Sunday, September 11, 2011

"War: The Fiscal Stimulus of Last Resort"

Ellen Brown at Nation of Change:
Protesters have been trying to stop the military juggernaut ever since the end of World War II, yet the war machine is more powerful and influential than ever. Why? The veiled powers pulling the strings no doubt have their own dark agenda, but why has our much-trumpeted system of political democracy not been able to stop them?

The answer may involve our individualistic, laissez-faire brand of capitalism, which forbids the government to compete with private business except in cases of “national emergency.” The problem is that private business needs the government to get money into people’s pockets and stimulate demand. The process has to start somewhere, and government has the tools to do it. But in our culture, any hint of “socialism” is anathema. The result has been a state of “national emergency” has had to be declared virtually all of the time, just to get the government’s money into the economy.
If Rick Perry really believes that Keynesian is dead and government spending doesn't provide a stimulus, I wonder how he would feel about the US cutting defense spending by pulling all its military bases, personnel, and defense contracts out of Texas.

____________________

- EXERCISE SET -
1. Translate this sentence from the post on war as fiscal stimulus into Spanish: "The process has to start somewhere, and government has the tools to do it."
2. Write a continuation of the post on war as fiscal stimulus, starting after its final sentence.

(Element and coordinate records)
____________________

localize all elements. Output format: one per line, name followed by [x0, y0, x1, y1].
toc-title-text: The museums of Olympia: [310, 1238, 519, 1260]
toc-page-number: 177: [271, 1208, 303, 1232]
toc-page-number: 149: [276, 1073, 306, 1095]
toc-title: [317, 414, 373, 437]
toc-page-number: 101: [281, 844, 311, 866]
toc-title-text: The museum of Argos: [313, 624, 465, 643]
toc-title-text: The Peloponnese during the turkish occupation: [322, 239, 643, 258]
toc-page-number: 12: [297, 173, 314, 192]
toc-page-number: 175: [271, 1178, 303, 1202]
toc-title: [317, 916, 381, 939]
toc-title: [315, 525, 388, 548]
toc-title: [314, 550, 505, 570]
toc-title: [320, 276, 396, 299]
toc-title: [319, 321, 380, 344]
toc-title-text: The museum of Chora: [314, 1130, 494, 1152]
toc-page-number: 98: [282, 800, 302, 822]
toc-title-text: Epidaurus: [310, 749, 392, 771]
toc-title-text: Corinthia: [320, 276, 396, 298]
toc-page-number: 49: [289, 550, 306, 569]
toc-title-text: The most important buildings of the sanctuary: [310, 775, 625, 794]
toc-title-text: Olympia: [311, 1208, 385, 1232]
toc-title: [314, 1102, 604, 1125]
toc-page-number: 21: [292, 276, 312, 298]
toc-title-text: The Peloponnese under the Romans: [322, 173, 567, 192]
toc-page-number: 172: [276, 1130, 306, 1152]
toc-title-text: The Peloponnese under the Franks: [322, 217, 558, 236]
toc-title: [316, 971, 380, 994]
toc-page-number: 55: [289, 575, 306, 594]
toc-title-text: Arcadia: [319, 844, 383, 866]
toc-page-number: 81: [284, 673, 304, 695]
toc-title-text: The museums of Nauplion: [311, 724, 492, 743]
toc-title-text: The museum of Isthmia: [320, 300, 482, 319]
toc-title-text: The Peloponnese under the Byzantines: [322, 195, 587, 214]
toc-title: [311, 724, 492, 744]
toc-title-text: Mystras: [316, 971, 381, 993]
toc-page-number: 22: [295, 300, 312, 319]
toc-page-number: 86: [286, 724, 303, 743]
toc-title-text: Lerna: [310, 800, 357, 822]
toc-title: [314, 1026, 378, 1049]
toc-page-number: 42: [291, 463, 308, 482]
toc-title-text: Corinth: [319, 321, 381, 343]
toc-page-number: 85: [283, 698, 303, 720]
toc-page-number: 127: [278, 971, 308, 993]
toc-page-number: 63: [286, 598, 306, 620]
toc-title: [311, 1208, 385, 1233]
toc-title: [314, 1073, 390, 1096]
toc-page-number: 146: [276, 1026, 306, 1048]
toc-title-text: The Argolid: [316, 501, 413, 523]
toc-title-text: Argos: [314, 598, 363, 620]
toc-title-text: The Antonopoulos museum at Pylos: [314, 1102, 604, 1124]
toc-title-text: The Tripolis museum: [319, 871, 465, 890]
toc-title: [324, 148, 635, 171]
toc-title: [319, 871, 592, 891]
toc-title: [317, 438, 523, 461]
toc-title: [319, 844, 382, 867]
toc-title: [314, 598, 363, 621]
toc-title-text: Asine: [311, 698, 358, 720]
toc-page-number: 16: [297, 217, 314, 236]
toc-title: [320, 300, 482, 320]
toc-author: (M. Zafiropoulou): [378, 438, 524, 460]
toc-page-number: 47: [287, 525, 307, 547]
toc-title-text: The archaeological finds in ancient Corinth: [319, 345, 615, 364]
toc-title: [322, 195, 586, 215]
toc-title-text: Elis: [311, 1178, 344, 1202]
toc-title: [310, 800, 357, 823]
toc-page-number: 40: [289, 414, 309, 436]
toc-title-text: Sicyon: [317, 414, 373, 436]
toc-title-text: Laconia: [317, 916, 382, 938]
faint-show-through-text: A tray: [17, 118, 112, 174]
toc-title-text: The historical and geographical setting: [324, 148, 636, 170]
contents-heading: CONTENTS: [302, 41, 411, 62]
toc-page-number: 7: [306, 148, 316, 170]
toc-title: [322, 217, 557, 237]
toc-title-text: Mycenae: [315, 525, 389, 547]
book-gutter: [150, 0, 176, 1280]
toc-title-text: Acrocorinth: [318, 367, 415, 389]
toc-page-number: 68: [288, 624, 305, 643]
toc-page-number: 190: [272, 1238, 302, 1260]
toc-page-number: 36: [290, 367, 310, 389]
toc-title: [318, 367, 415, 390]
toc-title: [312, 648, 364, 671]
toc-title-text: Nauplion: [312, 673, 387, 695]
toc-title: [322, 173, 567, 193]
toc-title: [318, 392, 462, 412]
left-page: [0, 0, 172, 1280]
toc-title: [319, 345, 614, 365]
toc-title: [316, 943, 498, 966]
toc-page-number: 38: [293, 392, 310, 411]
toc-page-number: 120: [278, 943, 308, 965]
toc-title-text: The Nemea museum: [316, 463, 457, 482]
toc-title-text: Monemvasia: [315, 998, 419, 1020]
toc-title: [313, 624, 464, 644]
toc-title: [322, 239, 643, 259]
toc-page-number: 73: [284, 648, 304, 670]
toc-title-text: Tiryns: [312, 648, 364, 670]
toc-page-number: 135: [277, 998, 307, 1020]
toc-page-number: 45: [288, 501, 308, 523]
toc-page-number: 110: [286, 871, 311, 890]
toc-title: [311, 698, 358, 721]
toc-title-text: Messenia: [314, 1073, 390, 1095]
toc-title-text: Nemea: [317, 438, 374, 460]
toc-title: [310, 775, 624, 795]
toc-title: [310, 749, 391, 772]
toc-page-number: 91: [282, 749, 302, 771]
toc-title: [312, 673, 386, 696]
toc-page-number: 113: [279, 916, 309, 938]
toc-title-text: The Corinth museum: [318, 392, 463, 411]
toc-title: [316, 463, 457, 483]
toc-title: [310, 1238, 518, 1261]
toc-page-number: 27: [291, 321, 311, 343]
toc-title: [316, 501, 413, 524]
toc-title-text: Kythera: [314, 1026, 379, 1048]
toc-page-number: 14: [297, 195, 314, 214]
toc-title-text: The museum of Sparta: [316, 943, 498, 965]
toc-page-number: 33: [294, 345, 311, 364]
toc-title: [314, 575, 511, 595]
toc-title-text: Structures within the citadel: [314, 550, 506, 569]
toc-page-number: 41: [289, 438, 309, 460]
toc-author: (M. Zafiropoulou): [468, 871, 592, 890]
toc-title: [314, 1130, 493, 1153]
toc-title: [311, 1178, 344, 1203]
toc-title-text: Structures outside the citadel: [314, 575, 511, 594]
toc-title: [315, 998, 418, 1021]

____________________

- ANSWERS BELOW -
1. El proceso tiene que empezar en algún lugar, y el gobierno tiene las herramientas para hacerlo.

2.
charlesH said...

If I am out of work I can borrow to continue spending (be like Greece) or I can develop that oil well in the backyard.

"Obama energy policy raises costs, limits jobs"

"For decades, political commentators have been lamenting America's lack of an energy policy. That's no longer true. Under Barack Obama, the U.S. has adopted a very clear energy policy: obstruct and even vilify the coal, oil and natural gas industries while lavishing subsidies on unreliable and expensive sources like solar, biofuels and wind energy.

The events of the past few weeks provide plenty of examples. The most recent: the bankruptcy of solar-panel-maker Solyndra, which despite a $527 million loan guarantee from the Department of Energy could not compete with overseas producers."

riverat said...

nder Barack Obama, the U.S. has adopted a very clear energy policy: obstruct and even vilify the coal, oil and natural gas industries

And yet domestic production of petroleum is higher under Obama than it ever was under (GW) Bush.

charlesH said...

"And yet domestic production of petroleum is higher under Obama than it ever was under (GW) Bush."

It could be much higher if Obama was not dragging his feet.

Oil prices have doubled under Obama. That price signal has resulted in more production. But will still import half of our oil use. We could reduce imports and provide many more jobs if the Obama admin was pushing to domestic FF production.

charlesH said...

Canada's Oil Sands Are a Jobs Gusher

"For all its soaring rhetoric, President Obama's "jobs speech" last week didn't demonstrate a lick of insight into why economies grow or how wealth is created. It was merely trademark Obamanomics: using government diktat to move money that's over here, over there."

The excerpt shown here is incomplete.